Aim.
For the listing underneath, give the count of lines containing the string "this" and nothing further.

◇ ◇ ◇

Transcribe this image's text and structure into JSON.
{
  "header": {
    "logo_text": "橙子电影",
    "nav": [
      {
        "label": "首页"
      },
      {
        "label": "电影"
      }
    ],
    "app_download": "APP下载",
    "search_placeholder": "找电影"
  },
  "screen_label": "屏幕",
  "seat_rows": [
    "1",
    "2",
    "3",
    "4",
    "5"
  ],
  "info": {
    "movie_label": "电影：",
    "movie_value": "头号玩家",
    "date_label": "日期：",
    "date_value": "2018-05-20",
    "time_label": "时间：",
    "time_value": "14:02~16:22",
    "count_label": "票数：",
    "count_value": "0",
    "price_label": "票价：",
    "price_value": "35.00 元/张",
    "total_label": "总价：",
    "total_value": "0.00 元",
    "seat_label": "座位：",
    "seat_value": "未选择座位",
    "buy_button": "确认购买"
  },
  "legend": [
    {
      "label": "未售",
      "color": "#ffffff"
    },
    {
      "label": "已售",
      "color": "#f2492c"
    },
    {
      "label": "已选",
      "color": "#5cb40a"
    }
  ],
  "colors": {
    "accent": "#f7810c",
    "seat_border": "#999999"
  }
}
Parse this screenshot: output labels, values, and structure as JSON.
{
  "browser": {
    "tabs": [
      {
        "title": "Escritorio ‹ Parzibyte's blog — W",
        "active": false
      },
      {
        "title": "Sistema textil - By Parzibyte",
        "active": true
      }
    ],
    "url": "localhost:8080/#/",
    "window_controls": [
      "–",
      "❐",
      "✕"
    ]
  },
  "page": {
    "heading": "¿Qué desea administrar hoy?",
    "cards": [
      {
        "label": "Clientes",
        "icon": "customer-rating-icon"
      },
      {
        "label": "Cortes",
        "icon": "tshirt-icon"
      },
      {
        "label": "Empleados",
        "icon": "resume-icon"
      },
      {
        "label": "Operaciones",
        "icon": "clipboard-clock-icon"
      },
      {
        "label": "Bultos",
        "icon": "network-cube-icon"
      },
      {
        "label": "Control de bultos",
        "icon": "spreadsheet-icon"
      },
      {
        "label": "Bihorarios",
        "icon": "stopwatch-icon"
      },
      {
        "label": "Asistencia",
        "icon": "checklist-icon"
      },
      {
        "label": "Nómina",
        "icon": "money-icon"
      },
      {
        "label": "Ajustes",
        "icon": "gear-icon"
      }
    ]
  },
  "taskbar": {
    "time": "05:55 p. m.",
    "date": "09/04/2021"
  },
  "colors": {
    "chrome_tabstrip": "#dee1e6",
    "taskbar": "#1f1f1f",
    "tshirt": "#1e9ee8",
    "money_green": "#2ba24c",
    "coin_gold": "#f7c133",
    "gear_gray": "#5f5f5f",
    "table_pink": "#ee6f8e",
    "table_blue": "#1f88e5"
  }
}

◇ ◇ ◇

Exercise response.
2